▸ EXERCISE BRIEF: Word for word, give the material below again, minus any images.

▸ RECORDS SUPPLIED:
"""
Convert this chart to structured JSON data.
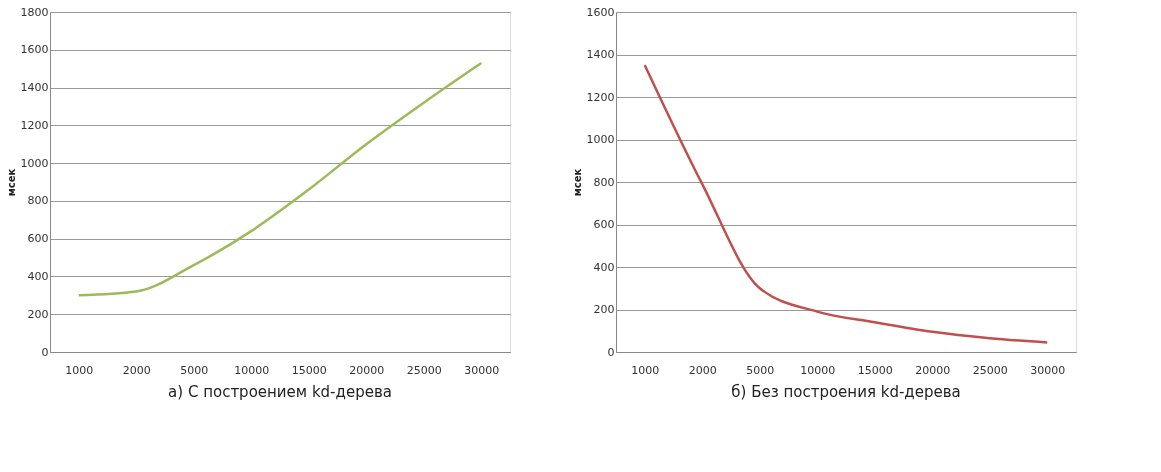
{
  "chart_data": [
    {
      "type": "line",
      "title": "а) С построением kd-дерева",
      "ylabel": "мсек",
      "categories": [
        "1000",
        "2000",
        "5000",
        "10000",
        "15000",
        "20000",
        "25000",
        "30000"
      ],
      "series": [
        {
          "color": "#9bbb59",
          "values": [
            300,
            320,
            460,
            640,
            860,
            1100,
            1320,
            1530
          ]
        }
      ],
      "ylim": [
        0,
        1800
      ],
      "yticks": [
        0,
        200,
        400,
        600,
        800,
        1000,
        1200,
        1400,
        1600,
        1800
      ],
      "grid": "y",
      "legend": false,
      "marker": "none",
      "line_style": "solid"
    },
    {
      "type": "line",
      "title": "б) Без построения kd-дерева",
      "ylabel": "мсек",
      "categories": [
        "1000",
        "2000",
        "5000",
        "10000",
        "15000",
        "20000",
        "25000",
        "30000"
      ],
      "series": [
        {
          "color": "#c0504d",
          "values": [
            1350,
            790,
            300,
            190,
            140,
            95,
            65,
            45
          ]
        }
      ],
      "ylim": [
        0,
        1600
      ],
      "yticks": [
        0,
        200,
        400,
        600,
        800,
        1000,
        1200,
        1400,
        1600
      ],
      "grid": "y",
      "legend": false,
      "marker": "none",
      "line_style": "solid"
    }
  ]
}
"""
▸ TASK OUTPUT:
Convert this chart to structured JSON data.
{
  "chart_data": [
    {
      "type": "line",
      "title": "а) С построением kd-дерева",
      "ylabel": "мсек",
      "categories": [
        "1000",
        "2000",
        "5000",
        "10000",
        "15000",
        "20000",
        "25000",
        "30000"
      ],
      "series": [
        {
          "color": "#9bbb59",
          "values": [
            300,
            320,
            460,
            640,
            860,
            1100,
            1320,
            1530
          ]
        }
      ],
      "ylim": [
        0,
        1800
      ],
      "yticks": [
        0,
        200,
        400,
        600,
        800,
        1000,
        1200,
        1400,
        1600,
        1800
      ],
      "grid": "y",
      "legend": false,
      "marker": "none",
      "line_style": "solid"
    },
    {
      "type": "line",
      "title": "б) Без построения kd-дерева",
      "ylabel": "мсек",
      "categories": [
        "1000",
        "2000",
        "5000",
        "10000",
        "15000",
        "20000",
        "25000",
        "30000"
      ],
      "series": [
        {
          "color": "#c0504d",
          "values": [
            1350,
            790,
            300,
            190,
            140,
            95,
            65,
            45
          ]
        }
      ],
      "ylim": [
        0,
        1600
      ],
      "yticks": [
        0,
        200,
        400,
        600,
        800,
        1000,
        1200,
        1400,
        1600
      ],
      "grid": "y",
      "legend": false,
      "marker": "none",
      "line_style": "solid"
    }
  ]
}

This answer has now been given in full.